## YOUR TASK
From the listing that follows, extract every line and set it down unaltered.

## EXTRACTED DATA

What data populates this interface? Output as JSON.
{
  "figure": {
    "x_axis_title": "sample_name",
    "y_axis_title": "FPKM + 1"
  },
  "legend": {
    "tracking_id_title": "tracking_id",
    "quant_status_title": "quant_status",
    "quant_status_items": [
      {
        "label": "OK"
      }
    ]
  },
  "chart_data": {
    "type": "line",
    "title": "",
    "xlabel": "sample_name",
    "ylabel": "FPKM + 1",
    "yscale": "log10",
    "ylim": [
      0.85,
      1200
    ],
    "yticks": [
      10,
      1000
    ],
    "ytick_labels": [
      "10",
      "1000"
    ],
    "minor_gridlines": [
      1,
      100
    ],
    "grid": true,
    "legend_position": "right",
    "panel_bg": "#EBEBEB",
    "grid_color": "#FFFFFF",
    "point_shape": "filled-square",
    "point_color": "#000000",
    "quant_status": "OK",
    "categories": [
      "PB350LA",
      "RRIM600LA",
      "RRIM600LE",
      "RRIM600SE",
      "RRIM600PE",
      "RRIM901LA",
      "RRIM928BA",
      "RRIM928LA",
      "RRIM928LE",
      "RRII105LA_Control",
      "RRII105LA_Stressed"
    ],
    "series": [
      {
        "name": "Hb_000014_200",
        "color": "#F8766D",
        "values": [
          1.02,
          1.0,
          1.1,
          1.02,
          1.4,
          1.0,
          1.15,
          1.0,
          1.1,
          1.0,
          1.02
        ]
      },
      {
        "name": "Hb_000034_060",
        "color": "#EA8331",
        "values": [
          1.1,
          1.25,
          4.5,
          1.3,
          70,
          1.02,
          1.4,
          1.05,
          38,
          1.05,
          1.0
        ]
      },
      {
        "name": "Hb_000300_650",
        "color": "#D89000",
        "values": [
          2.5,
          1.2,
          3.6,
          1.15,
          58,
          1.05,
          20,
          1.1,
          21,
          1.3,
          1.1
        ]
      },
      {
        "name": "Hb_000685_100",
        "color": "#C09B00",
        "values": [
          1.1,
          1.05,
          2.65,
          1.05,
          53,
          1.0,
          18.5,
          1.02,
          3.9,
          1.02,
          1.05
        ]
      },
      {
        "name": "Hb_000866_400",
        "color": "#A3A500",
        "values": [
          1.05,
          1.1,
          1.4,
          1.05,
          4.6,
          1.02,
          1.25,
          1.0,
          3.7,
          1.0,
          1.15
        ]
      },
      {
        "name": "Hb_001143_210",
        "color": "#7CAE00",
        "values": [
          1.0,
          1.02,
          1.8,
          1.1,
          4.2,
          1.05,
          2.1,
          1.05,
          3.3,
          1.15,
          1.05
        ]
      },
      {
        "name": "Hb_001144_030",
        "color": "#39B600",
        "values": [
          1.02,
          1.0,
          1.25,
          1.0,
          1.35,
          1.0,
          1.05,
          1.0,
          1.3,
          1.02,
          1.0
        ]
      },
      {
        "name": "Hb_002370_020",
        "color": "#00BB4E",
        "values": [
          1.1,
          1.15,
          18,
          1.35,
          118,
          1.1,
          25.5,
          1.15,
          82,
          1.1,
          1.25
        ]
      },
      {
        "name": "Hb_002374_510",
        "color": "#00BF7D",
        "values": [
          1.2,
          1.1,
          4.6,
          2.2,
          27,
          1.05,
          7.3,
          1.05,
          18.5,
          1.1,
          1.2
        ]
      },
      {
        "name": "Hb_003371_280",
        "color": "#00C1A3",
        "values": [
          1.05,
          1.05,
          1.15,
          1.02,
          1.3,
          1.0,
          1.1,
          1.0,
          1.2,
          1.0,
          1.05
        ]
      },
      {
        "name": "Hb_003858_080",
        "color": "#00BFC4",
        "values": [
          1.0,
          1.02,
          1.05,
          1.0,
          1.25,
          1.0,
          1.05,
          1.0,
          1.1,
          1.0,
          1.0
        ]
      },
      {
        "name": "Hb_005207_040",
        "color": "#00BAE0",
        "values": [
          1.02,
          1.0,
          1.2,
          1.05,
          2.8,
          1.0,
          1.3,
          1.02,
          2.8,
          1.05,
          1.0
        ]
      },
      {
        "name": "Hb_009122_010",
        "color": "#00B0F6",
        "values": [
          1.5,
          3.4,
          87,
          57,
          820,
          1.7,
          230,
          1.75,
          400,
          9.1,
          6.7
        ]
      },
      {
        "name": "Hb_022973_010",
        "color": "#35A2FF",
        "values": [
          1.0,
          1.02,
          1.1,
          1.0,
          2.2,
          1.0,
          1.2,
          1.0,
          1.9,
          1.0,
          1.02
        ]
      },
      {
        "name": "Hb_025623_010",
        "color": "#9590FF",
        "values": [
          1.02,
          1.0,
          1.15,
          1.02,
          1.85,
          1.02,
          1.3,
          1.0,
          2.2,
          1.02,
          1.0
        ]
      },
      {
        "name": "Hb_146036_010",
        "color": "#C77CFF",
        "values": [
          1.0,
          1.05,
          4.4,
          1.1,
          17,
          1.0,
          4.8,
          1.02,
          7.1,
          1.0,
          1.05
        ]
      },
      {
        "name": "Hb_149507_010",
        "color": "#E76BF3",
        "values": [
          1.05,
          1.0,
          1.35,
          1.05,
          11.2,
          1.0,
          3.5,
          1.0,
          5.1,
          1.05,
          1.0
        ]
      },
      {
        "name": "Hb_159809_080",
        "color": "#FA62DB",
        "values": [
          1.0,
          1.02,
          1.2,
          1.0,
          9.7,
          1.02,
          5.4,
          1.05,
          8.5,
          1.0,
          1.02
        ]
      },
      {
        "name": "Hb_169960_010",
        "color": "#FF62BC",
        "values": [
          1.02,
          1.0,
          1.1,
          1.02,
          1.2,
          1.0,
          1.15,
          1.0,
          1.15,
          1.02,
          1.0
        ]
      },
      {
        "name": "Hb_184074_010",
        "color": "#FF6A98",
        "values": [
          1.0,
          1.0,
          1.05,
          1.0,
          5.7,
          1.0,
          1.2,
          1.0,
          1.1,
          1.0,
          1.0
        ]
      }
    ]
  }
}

## RESPONSE TO THIS TASK
What data populates this interface? Output as JSON.
{
  "figure": {
    "x_axis_title": "sample_name",
    "y_axis_title": "FPKM + 1"
  },
  "legend": {
    "tracking_id_title": "tracking_id",
    "quant_status_title": "quant_status",
    "quant_status_items": [
      {
        "label": "OK"
      }
    ]
  },
  "chart_data": {
    "type": "line",
    "title": "",
    "xlabel": "sample_name",
    "ylabel": "FPKM + 1",
    "yscale": "log10",
    "ylim": [
      0.85,
      1200
    ],
    "yticks": [
      10,
      1000
    ],
    "ytick_labels": [
      "10",
      "1000"
    ],
    "minor_gridlines": [
      1,
      100
    ],
    "grid": true,
    "legend_position": "right",
    "panel_bg": "#EBEBEB",
    "grid_color": "#FFFFFF",
    "point_shape": "filled-square",
    "point_color": "#000000",
    "quant_status": "OK",
    "categories": [
      "PB350LA",
      "RRIM600LA",
      "RRIM600LE",
      "RRIM600SE",
      "RRIM600PE",
      "RRIM901LA",
      "RRIM928BA",
      "RRIM928LA",
      "RRIM928LE",
      "RRII105LA_Control",
      "RRII105LA_Stressed"
    ],
    "series": [
      {
        "name": "Hb_000014_200",
        "color": "#F8766D",
        "values": [
          1.02,
          1.0,
          1.1,
          1.02,
          1.4,
          1.0,
          1.15,
          1.0,
          1.1,
          1.0,
          1.02
        ]
      },
      {
        "name": "Hb_000034_060",
        "color": "#EA8331",
        "values": [
          1.1,
          1.25,
          4.5,
          1.3,
          70,
          1.02,
          1.4,
          1.05,
          38,
          1.05,
          1.0
        ]
      },
      {
        "name": "Hb_000300_650",
        "color": "#D89000",
        "values": [
          2.5,
          1.2,
          3.6,
          1.15,
          58,
          1.05,
          20,
          1.1,
          21,
          1.3,
          1.1
        ]
      },
      {
        "name": "Hb_000685_100",
        "color": "#C09B00",
        "values": [
          1.1,
          1.05,
          2.65,
          1.05,
          53,
          1.0,
          18.5,
          1.02,
          3.9,
          1.02,
          1.05
        ]
      },
      {
        "name": "Hb_000866_400",
        "color": "#A3A500",
        "values": [
          1.05,
          1.1,
          1.4,
          1.05,
          4.6,
          1.02,
          1.25,
          1.0,
          3.7,
          1.0,
          1.15
        ]
      },
      {
        "name": "Hb_001143_210",
        "color": "#7CAE00",
        "values": [
          1.0,
          1.02,
          1.8,
          1.1,
          4.2,
          1.05,
          2.1,
          1.05,
          3.3,
          1.15,
          1.05
        ]
      },
      {
        "name": "Hb_001144_030",
        "color": "#39B600",
        "values": [
          1.02,
          1.0,
          1.25,
          1.0,
          1.35,
          1.0,
          1.05,
          1.0,
          1.3,
          1.02,
          1.0
        ]
      },
      {
        "name": "Hb_002370_020",
        "color": "#00BB4E",
        "values": [
          1.1,
          1.15,
          18,
          1.35,
          118,
          1.1,
          25.5,
          1.15,
          82,
          1.1,
          1.25
        ]
      },
      {
        "name": "Hb_002374_510",
        "color": "#00BF7D",
        "values": [
          1.2,
          1.1,
          4.6,
          2.2,
          27,
          1.05,
          7.3,
          1.05,
          18.5,
          1.1,
          1.2
        ]
      },
      {
        "name": "Hb_003371_280",
        "color": "#00C1A3",
        "values": [
          1.05,
          1.05,
          1.15,
          1.02,
          1.3,
          1.0,
          1.1,
          1.0,
          1.2,
          1.0,
          1.05
        ]
      },
      {
        "name": "Hb_003858_080",
        "color": "#00BFC4",
        "values": [
          1.0,
          1.02,
          1.05,
          1.0,
          1.25,
          1.0,
          1.05,
          1.0,
          1.1,
          1.0,
          1.0
        ]
      },
      {
        "name": "Hb_005207_040",
        "color": "#00BAE0",
        "values": [
          1.02,
          1.0,
          1.2,
          1.05,
          2.8,
          1.0,
          1.3,
          1.02,
          2.8,
          1.05,
          1.0
        ]
      },
      {
        "name": "Hb_009122_010",
        "color": "#00B0F6",
        "values": [
          1.5,
          3.4,
          87,
          57,
          820,
          1.7,
          230,
          1.75,
          400,
          9.1,
          6.7
        ]
      },
      {
        "name": "Hb_022973_010",
        "color": "#35A2FF",
        "values": [
          1.0,
          1.02,
          1.1,
          1.0,
          2.2,
          1.0,
          1.2,
          1.0,
          1.9,
          1.0,
          1.02
        ]
      },
      {
        "name": "Hb_025623_010",
        "color": "#9590FF",
        "values": [
          1.02,
          1.0,
          1.15,
          1.02,
          1.85,
          1.02,
          1.3,
          1.0,
          2.2,
          1.02,
          1.0
        ]
      },
      {
        "name": "Hb_146036_010",
        "color": "#C77CFF",
        "values": [
          1.0,
          1.05,
          4.4,
          1.1,
          17,
          1.0,
          4.8,
          1.02,
          7.1,
          1.0,
          1.05
        ]
      },
      {
        "name": "Hb_149507_010",
        "color": "#E76BF3",
        "values": [
          1.05,
          1.0,
          1.35,
          1.05,
          11.2,
          1.0,
          3.5,
          1.0,
          5.1,
          1.05,
          1.0
        ]
      },
      {
        "name": "Hb_159809_080",
        "color": "#FA62DB",
        "values": [
          1.0,
          1.02,
          1.2,
          1.0,
          9.7,
          1.02,
          5.4,
          1.05,
          8.5,
          1.0,
          1.02
        ]
      },
      {
        "name": "Hb_169960_010",
        "color": "#FF62BC",
        "values": [
          1.02,
          1.0,
          1.1,
          1.02,
          1.2,
          1.0,
          1.15,
          1.0,
          1.15,
          1.02,
          1.0
        ]
      },
      {
        "name": "Hb_184074_010",
        "color": "#FF6A98",
        "values": [
          1.0,
          1.0,
          1.05,
          1.0,
          5.7,
          1.0,
          1.2,
          1.0,
          1.1,
          1.0,
          1.0
        ]
      }
    ]
  }
}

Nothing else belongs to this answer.